** Begin **

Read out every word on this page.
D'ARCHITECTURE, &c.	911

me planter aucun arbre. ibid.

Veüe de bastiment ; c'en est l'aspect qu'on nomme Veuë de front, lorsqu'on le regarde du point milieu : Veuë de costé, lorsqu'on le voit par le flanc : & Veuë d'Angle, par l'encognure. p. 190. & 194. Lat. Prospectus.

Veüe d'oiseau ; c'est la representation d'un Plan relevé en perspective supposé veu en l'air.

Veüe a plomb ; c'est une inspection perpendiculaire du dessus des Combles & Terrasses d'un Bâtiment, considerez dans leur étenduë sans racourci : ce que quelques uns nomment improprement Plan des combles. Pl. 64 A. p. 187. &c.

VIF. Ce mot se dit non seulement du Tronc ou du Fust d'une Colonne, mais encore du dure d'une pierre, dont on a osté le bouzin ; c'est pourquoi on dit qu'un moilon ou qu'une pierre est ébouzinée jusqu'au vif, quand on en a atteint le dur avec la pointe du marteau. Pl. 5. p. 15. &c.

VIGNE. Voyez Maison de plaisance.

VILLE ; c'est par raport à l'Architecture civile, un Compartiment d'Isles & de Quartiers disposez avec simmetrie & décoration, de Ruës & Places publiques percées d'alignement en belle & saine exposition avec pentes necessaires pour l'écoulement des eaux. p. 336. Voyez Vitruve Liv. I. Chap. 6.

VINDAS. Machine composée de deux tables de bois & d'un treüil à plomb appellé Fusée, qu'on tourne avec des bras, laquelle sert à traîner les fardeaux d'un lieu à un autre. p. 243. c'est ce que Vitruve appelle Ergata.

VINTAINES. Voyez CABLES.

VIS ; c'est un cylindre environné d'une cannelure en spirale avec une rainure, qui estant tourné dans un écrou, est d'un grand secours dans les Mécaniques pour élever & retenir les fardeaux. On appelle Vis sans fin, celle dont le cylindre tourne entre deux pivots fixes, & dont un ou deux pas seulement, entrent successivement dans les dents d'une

** End **

Copy every record exactly as presented.

Read out every word on this page.
D'ARCHITECTURE, &c.	911

me planter aucun arbre. ibid.

Veüe de bastiment ; c'en est l'aspect qu'on nomme Veuë de front, lorsqu'on le regarde du point milieu : Veuë de costé, lorsqu'on le voit par le flanc : & Veuë d'Angle, par l'encognure. p. 190. & 194. Lat. Prospectus.

Veüe d'oiseau ; c'est la representation d'un Plan relevé en perspective supposé veu en l'air.

Veüe a plomb ; c'est une inspection perpendiculaire du dessus des Combles & Terrasses d'un Bâtiment, considerez dans leur étenduë sans racourci : ce que quelques uns nomment improprement Plan des combles. Pl. 64 A. p. 187. &c.

VIF. Ce mot se dit non seulement du Tronc ou du Fust d'une Colonne, mais encore du dure d'une pierre, dont on a osté le bouzin ; c'est pourquoi on dit qu'un moilon ou qu'une pierre est ébouzinée jusqu'au vif, quand on en a atteint le dur avec la pointe du marteau. Pl. 5. p. 15. &c.

VIGNE. Voyez Maison de plaisance.

VILLE ; c'est par raport à l'Architecture civile, un Compartiment d'Isles & de Quartiers disposez avec simmetrie & décoration, de Ruës & Places publiques percées d'alignement en belle & saine exposition avec pentes necessaires pour l'écoulement des eaux. p. 336. Voyez Vitruve Liv. I. Chap. 6.

VINDAS. Machine composée de deux tables de bois & d'un treüil à plomb appellé Fusée, qu'on tourne avec des bras, laquelle sert à traîner les fardeaux d'un lieu à un autre. p. 243. c'est ce que Vitruve appelle Ergata.

VINTAINES. Voyez CABLES.

VIS ; c'est un cylindre environné d'une cannelure en spirale avec une rainure, qui estant tourné dans un écrou, est d'un grand secours dans les Mécaniques pour élever & retenir les fardeaux. On appelle Vis sans fin, celle dont le cylindre tourne entre deux pivots fixes, & dont un ou deux pas seulement, entrent successivement dans les dents d'une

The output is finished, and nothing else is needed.